__YOUR OBJECTIVE__. Identify every line in the records below that contains the word "true", and copy each of those lines.

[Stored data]
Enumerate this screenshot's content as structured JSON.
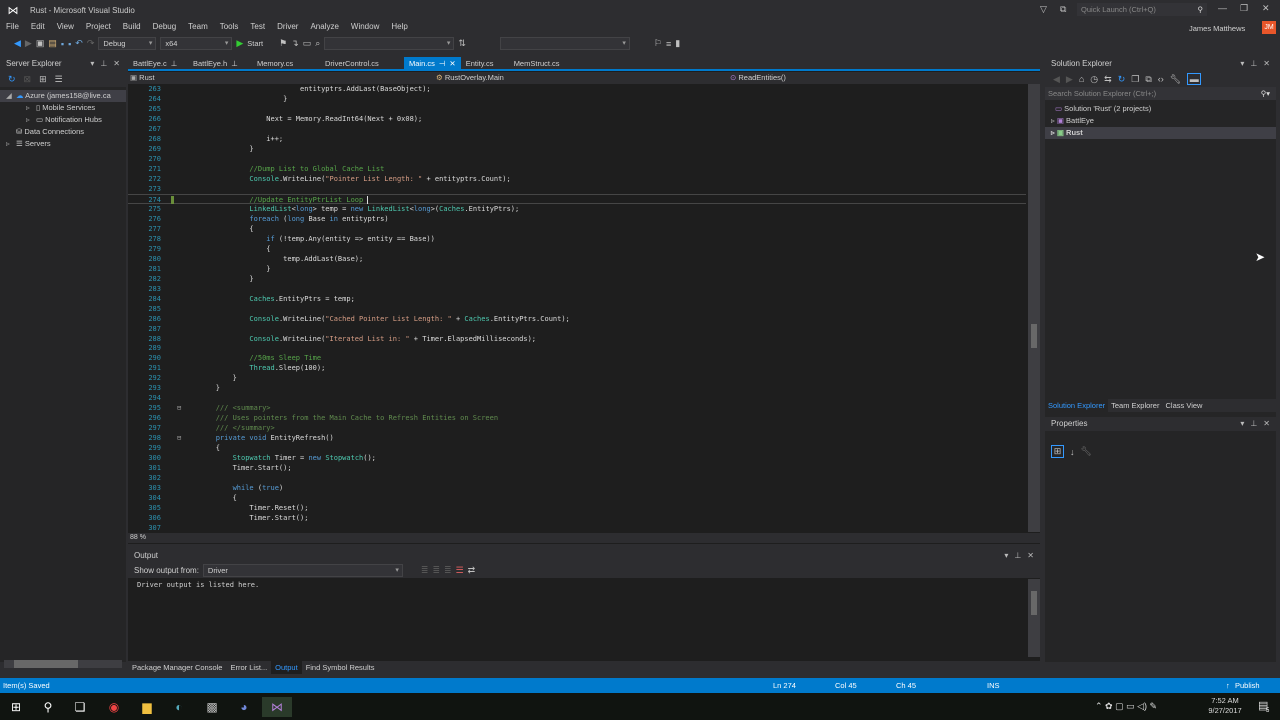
{
  "window": {
    "title": "Rust - Microsoft Visual Studio",
    "quick_launch_placeholder": "Quick Launch (Ctrl+Q)",
    "user": "James Matthews",
    "user_initials": "JM"
  },
  "menu": [
    "File",
    "Edit",
    "View",
    "Project",
    "Build",
    "Debug",
    "Team",
    "Tools",
    "Test",
    "Driver",
    "Analyze",
    "Window",
    "Help"
  ],
  "toolbar": {
    "config": "Debug",
    "platform": "x64",
    "start": "Start"
  },
  "server_explorer": {
    "title": "Server Explorer",
    "items": [
      {
        "label": "Azure (james158@live.ca",
        "level": 0,
        "expanded": true,
        "icon": "cloud-icon"
      },
      {
        "label": "Mobile Services",
        "level": 1,
        "icon": "phone-icon"
      },
      {
        "label": "Notification Hubs",
        "level": 1,
        "icon": "bubble-icon"
      },
      {
        "label": "Data Connections",
        "level": 0,
        "icon": "db-icon"
      },
      {
        "label": "Servers",
        "level": 0,
        "icon": "server-icon"
      }
    ]
  },
  "tabs": [
    {
      "label": "BattlEye.c",
      "pinned": true
    },
    {
      "label": "BattlEye.h",
      "pinned": true
    },
    {
      "label": "Memory.cs"
    },
    {
      "label": "DriverControl.cs"
    },
    {
      "label": "Main.cs",
      "active": true
    },
    {
      "label": "Entity.cs"
    },
    {
      "label": "MemStruct.cs"
    }
  ],
  "navbar": {
    "project": "Rust",
    "class": "RustOverlay.Main",
    "member": "ReadEntities()"
  },
  "code": [
    {
      "n": "263",
      "t": [
        [
          "p",
          "                            entityptrs.AddLast(BaseObject);"
        ]
      ]
    },
    {
      "n": "264",
      "t": [
        [
          "p",
          "                        }"
        ]
      ]
    },
    {
      "n": "265",
      "t": []
    },
    {
      "n": "266",
      "t": [
        [
          "p",
          "                    Next = Memory.ReadInt64(Next + 0x08);"
        ]
      ]
    },
    {
      "n": "267",
      "t": []
    },
    {
      "n": "268",
      "t": [
        [
          "p",
          "                    i++;"
        ]
      ]
    },
    {
      "n": "269",
      "t": [
        [
          "p",
          "                }"
        ]
      ]
    },
    {
      "n": "270",
      "t": []
    },
    {
      "n": "271",
      "t": [
        [
          "c",
          "                //Dump List to Global Cache List"
        ]
      ]
    },
    {
      "n": "272",
      "t": [
        [
          "t",
          "                Console"
        ],
        [
          "p",
          ".WriteLine("
        ],
        [
          "s",
          "\"Pointer List Length: \""
        ],
        [
          "p",
          " + entityptrs.Count);"
        ]
      ]
    },
    {
      "n": "273",
      "t": []
    },
    {
      "n": "274",
      "t": [
        [
          "c",
          "                //Update EntityPtrList Loop "
        ]
      ],
      "current": true
    },
    {
      "n": "275",
      "t": [
        [
          "t",
          "                LinkedList"
        ],
        [
          "p",
          "<"
        ],
        [
          "k",
          "long"
        ],
        [
          "p",
          "> temp = "
        ],
        [
          "k",
          "new "
        ],
        [
          "t",
          "LinkedList"
        ],
        [
          "p",
          "<"
        ],
        [
          "k",
          "long"
        ],
        [
          "p",
          ">("
        ],
        [
          "t",
          "Caches"
        ],
        [
          "p",
          ".EntityPtrs);"
        ]
      ]
    },
    {
      "n": "276",
      "t": [
        [
          "k",
          "                foreach"
        ],
        [
          "p",
          " ("
        ],
        [
          "k",
          "long"
        ],
        [
          "p",
          " Base "
        ],
        [
          "k",
          "in"
        ],
        [
          "p",
          " entityptrs)"
        ]
      ]
    },
    {
      "n": "277",
      "t": [
        [
          "p",
          "                {"
        ]
      ]
    },
    {
      "n": "278",
      "t": [
        [
          "k",
          "                    if"
        ],
        [
          "p",
          " (!temp.Any(entity => entity == Base))"
        ]
      ]
    },
    {
      "n": "279",
      "t": [
        [
          "p",
          "                    {"
        ]
      ]
    },
    {
      "n": "280",
      "t": [
        [
          "p",
          "                        temp.AddLast(Base);"
        ]
      ]
    },
    {
      "n": "281",
      "t": [
        [
          "p",
          "                    }"
        ]
      ]
    },
    {
      "n": "282",
      "t": [
        [
          "p",
          "                }"
        ]
      ]
    },
    {
      "n": "283",
      "t": []
    },
    {
      "n": "284",
      "t": [
        [
          "t",
          "                Caches"
        ],
        [
          "p",
          ".EntityPtrs = temp;"
        ]
      ]
    },
    {
      "n": "285",
      "t": []
    },
    {
      "n": "286",
      "t": [
        [
          "t",
          "                Console"
        ],
        [
          "p",
          ".WriteLine("
        ],
        [
          "s",
          "\"Cached Pointer List Length: \""
        ],
        [
          "p",
          " + "
        ],
        [
          "t",
          "Caches"
        ],
        [
          "p",
          ".EntityPtrs.Count);"
        ]
      ]
    },
    {
      "n": "287",
      "t": []
    },
    {
      "n": "288",
      "t": [
        [
          "t",
          "                Console"
        ],
        [
          "p",
          ".WriteLine("
        ],
        [
          "s",
          "\"Iterated List in: \""
        ],
        [
          "p",
          " + Timer.ElapsedMilliseconds);"
        ]
      ]
    },
    {
      "n": "289",
      "t": []
    },
    {
      "n": "290",
      "t": [
        [
          "c",
          "                //50ms Sleep Time"
        ]
      ]
    },
    {
      "n": "291",
      "t": [
        [
          "t",
          "                Thread"
        ],
        [
          "p",
          ".Sleep(100);"
        ]
      ]
    },
    {
      "n": "292",
      "t": [
        [
          "p",
          "            }"
        ]
      ]
    },
    {
      "n": "293",
      "t": [
        [
          "p",
          "        }"
        ]
      ]
    },
    {
      "n": "294",
      "t": []
    },
    {
      "n": "295",
      "t": [
        [
          "x",
          "        /// <summary>"
        ]
      ]
    },
    {
      "n": "296",
      "t": [
        [
          "x",
          "        /// Uses pointers from the Main Cache to Refresh Entities on Screen"
        ]
      ]
    },
    {
      "n": "297",
      "t": [
        [
          "x",
          "        /// </summary>"
        ]
      ]
    },
    {
      "n": "298",
      "t": [
        [
          "k",
          "        private void "
        ],
        [
          "p",
          "EntityRefresh()"
        ]
      ]
    },
    {
      "n": "299",
      "t": [
        [
          "p",
          "        {"
        ]
      ]
    },
    {
      "n": "300",
      "t": [
        [
          "t",
          "            Stopwatch"
        ],
        [
          "p",
          " Timer = "
        ],
        [
          "k",
          "new "
        ],
        [
          "t",
          "Stopwatch"
        ],
        [
          "p",
          "();"
        ]
      ]
    },
    {
      "n": "301",
      "t": [
        [
          "p",
          "            Timer.Start();"
        ]
      ]
    },
    {
      "n": "302",
      "t": []
    },
    {
      "n": "303",
      "t": [
        [
          "k",
          "            while"
        ],
        [
          "p",
          " ("
        ],
        [
          "k",
          "true"
        ],
        [
          "p",
          ")"
        ]
      ]
    },
    {
      "n": "304",
      "t": [
        [
          "p",
          "            {"
        ]
      ]
    },
    {
      "n": "305",
      "t": [
        [
          "p",
          "                Timer.Reset();"
        ]
      ]
    },
    {
      "n": "306",
      "t": [
        [
          "p",
          "                Timer.Start();"
        ]
      ]
    },
    {
      "n": "307",
      "t": []
    }
  ],
  "editor": {
    "zoom": "88 %"
  },
  "output": {
    "title": "Output",
    "show_from_label": "Show output from:",
    "source": "Driver",
    "text": "Driver output is listed here."
  },
  "bottom_tabs": [
    "Package Manager Console",
    "Error List...",
    "Output",
    "Find Symbol Results"
  ],
  "solution_explorer": {
    "title": "Solution Explorer",
    "search_placeholder": "Search Solution Explorer (Ctrl+;)",
    "solution": "Solution 'Rust' (2 projects)",
    "projects": [
      "BattlEye",
      "Rust"
    ]
  },
  "right_tabs": [
    "Solution Explorer",
    "Team Explorer",
    "Class View"
  ],
  "properties": {
    "title": "Properties"
  },
  "status": {
    "message": "Item(s) Saved",
    "ln": "Ln 274",
    "col": "Col 45",
    "ch": "Ch 45",
    "mode": "INS",
    "publish": "Publish"
  },
  "taskbar": {
    "time": "7:52 AM",
    "date": "9/27/2017",
    "notifications": "5"
  },
  "colors": {
    "accent": "#007acc",
    "editor_bg": "#1e1e1e",
    "chrome": "#2d2d30",
    "keyword": "#569cd6",
    "type": "#4ec9b0",
    "string": "#d69d85",
    "comment": "#57a64a"
  }
}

__EXERCISE RESPONSE__.
        "expanded": true,
      "pinned": true
      "pinned": true
      "active": true
      "current": true
          "true"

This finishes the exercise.